What to produce – Return every entry exactly.

Entries supplied –
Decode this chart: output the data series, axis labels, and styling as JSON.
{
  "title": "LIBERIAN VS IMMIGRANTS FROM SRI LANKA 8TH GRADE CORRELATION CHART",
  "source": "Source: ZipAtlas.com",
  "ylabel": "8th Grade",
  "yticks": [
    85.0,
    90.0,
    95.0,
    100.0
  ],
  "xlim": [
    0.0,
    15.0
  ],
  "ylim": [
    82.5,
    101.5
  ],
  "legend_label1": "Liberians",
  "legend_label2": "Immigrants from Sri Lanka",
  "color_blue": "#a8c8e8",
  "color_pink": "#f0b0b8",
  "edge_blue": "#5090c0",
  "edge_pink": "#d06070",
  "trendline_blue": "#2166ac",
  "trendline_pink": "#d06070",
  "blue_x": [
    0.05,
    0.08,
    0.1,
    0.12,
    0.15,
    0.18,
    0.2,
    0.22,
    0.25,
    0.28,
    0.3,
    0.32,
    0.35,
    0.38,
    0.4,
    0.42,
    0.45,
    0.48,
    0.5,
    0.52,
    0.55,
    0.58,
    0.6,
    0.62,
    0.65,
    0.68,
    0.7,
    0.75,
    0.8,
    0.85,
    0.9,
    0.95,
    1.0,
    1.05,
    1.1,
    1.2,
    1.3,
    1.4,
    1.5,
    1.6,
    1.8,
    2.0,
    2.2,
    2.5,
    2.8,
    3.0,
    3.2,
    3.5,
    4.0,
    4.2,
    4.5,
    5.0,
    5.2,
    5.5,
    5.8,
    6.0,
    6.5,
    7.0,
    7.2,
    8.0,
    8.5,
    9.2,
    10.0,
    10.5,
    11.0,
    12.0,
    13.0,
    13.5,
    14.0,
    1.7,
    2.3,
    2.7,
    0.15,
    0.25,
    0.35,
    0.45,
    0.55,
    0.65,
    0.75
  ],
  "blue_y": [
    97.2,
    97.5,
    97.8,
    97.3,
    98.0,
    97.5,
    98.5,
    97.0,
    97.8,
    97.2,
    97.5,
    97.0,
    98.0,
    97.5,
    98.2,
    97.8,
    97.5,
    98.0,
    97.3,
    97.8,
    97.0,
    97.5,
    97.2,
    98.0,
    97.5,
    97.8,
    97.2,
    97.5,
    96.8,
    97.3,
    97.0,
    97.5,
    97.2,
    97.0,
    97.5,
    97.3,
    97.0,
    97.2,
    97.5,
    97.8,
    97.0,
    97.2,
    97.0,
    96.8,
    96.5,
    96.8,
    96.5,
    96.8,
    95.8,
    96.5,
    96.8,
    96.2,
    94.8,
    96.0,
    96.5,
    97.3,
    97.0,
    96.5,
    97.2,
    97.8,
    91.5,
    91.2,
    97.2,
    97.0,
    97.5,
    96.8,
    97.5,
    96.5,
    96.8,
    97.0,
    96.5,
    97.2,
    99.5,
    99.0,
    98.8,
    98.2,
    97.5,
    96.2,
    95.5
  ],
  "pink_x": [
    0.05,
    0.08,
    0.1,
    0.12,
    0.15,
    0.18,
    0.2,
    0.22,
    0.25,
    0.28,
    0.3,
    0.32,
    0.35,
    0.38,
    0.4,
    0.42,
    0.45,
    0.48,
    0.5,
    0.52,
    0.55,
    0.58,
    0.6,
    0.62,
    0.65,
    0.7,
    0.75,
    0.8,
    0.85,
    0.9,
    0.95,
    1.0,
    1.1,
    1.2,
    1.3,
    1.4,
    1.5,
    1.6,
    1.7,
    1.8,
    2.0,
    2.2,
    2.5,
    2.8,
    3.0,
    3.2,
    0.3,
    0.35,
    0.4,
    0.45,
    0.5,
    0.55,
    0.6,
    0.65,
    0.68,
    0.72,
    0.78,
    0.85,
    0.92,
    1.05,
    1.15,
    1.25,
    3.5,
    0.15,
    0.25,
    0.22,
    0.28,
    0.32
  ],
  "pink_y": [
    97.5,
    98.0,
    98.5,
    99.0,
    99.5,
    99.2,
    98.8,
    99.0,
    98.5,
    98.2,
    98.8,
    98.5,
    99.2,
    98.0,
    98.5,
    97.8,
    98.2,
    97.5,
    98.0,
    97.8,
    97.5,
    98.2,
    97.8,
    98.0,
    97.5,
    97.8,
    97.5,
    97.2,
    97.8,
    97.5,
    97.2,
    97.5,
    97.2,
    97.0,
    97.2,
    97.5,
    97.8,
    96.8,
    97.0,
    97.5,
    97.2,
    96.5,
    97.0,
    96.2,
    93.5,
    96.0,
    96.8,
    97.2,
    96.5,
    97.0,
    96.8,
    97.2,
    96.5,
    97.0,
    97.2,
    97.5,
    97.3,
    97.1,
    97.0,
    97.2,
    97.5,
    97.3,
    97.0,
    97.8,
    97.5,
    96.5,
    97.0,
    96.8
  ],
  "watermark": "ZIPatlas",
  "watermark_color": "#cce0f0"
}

Solved exercise –
Decode this chart: output the data series, axis labels, and styling as JSON.
{
  "title": "LIBERIAN VS IMMIGRANTS FROM SRI LANKA 8TH GRADE CORRELATION CHART",
  "source": "Source: ZipAtlas.com",
  "ylabel": "8th Grade",
  "yticks": [
    85.0,
    90.0,
    95.0,
    100.0
  ],
  "xlim": [
    0.0,
    15.0
  ],
  "ylim": [
    82.5,
    101.5
  ],
  "legend_label1": "Liberians",
  "legend_label2": "Immigrants from Sri Lanka",
  "color_blue": "#a8c8e8",
  "color_pink": "#f0b0b8",
  "edge_blue": "#5090c0",
  "edge_pink": "#d06070",
  "trendline_blue": "#2166ac",
  "trendline_pink": "#d06070",
  "blue_x": [
    0.05,
    0.08,
    0.1,
    0.12,
    0.15,
    0.18,
    0.2,
    0.22,
    0.25,
    0.28,
    0.3,
    0.32,
    0.35,
    0.38,
    0.4,
    0.42,
    0.45,
    0.48,
    0.5,
    0.52,
    0.55,
    0.58,
    0.6,
    0.62,
    0.65,
    0.68,
    0.7,
    0.75,
    0.8,
    0.85,
    0.9,
    0.95,
    1.0,
    1.05,
    1.1,
    1.2,
    1.3,
    1.4,
    1.5,
    1.6,
    1.8,
    2.0,
    2.2,
    2.5,
    2.8,
    3.0,
    3.2,
    3.5,
    4.0,
    4.2,
    4.5,
    5.0,
    5.2,
    5.5,
    5.8,
    6.0,
    6.5,
    7.0,
    7.2,
    8.0,
    8.5,
    9.2,
    10.0,
    10.5,
    11.0,
    12.0,
    13.0,
    13.5,
    14.0,
    1.7,
    2.3,
    2.7,
    0.15,
    0.25,
    0.35,
    0.45,
    0.55,
    0.65,
    0.75
  ],
  "blue_y": [
    97.2,
    97.5,
    97.8,
    97.3,
    98.0,
    97.5,
    98.5,
    97.0,
    97.8,
    97.2,
    97.5,
    97.0,
    98.0,
    97.5,
    98.2,
    97.8,
    97.5,
    98.0,
    97.3,
    97.8,
    97.0,
    97.5,
    97.2,
    98.0,
    97.5,
    97.8,
    97.2,
    97.5,
    96.8,
    97.3,
    97.0,
    97.5,
    97.2,
    97.0,
    97.5,
    97.3,
    97.0,
    97.2,
    97.5,
    97.8,
    97.0,
    97.2,
    97.0,
    96.8,
    96.5,
    96.8,
    96.5,
    96.8,
    95.8,
    96.5,
    96.8,
    96.2,
    94.8,
    96.0,
    96.5,
    97.3,
    97.0,
    96.5,
    97.2,
    97.8,
    91.5,
    91.2,
    97.2,
    97.0,
    97.5,
    96.8,
    97.5,
    96.5,
    96.8,
    97.0,
    96.5,
    97.2,
    99.5,
    99.0,
    98.8,
    98.2,
    97.5,
    96.2,
    95.5
  ],
  "pink_x": [
    0.05,
    0.08,
    0.1,
    0.12,
    0.15,
    0.18,
    0.2,
    0.22,
    0.25,
    0.28,
    0.3,
    0.32,
    0.35,
    0.38,
    0.4,
    0.42,
    0.45,
    0.48,
    0.5,
    0.52,
    0.55,
    0.58,
    0.6,
    0.62,
    0.65,
    0.7,
    0.75,
    0.8,
    0.85,
    0.9,
    0.95,
    1.0,
    1.1,
    1.2,
    1.3,
    1.4,
    1.5,
    1.6,
    1.7,
    1.8,
    2.0,
    2.2,
    2.5,
    2.8,
    3.0,
    3.2,
    0.3,
    0.35,
    0.4,
    0.45,
    0.5,
    0.55,
    0.6,
    0.65,
    0.68,
    0.72,
    0.78,
    0.85,
    0.92,
    1.05,
    1.15,
    1.25,
    3.5,
    0.15,
    0.25,
    0.22,
    0.28,
    0.32
  ],
  "pink_y": [
    97.5,
    98.0,
    98.5,
    99.0,
    99.5,
    99.2,
    98.8,
    99.0,
    98.5,
    98.2,
    98.8,
    98.5,
    99.2,
    98.0,
    98.5,
    97.8,
    98.2,
    97.5,
    98.0,
    97.8,
    97.5,
    98.2,
    97.8,
    98.0,
    97.5,
    97.8,
    97.5,
    97.2,
    97.8,
    97.5,
    97.2,
    97.5,
    97.2,
    97.0,
    97.2,
    97.5,
    97.8,
    96.8,
    97.0,
    97.5,
    97.2,
    96.5,
    97.0,
    96.2,
    93.5,
    96.0,
    96.8,
    97.2,
    96.5,
    97.0,
    96.8,
    97.2,
    96.5,
    97.0,
    97.2,
    97.5,
    97.3,
    97.1,
    97.0,
    97.2,
    97.5,
    97.3,
    97.0,
    97.8,
    97.5,
    96.5,
    97.0,
    96.8
  ],
  "watermark": "ZIPatlas",
  "watermark_color": "#cce0f0"
}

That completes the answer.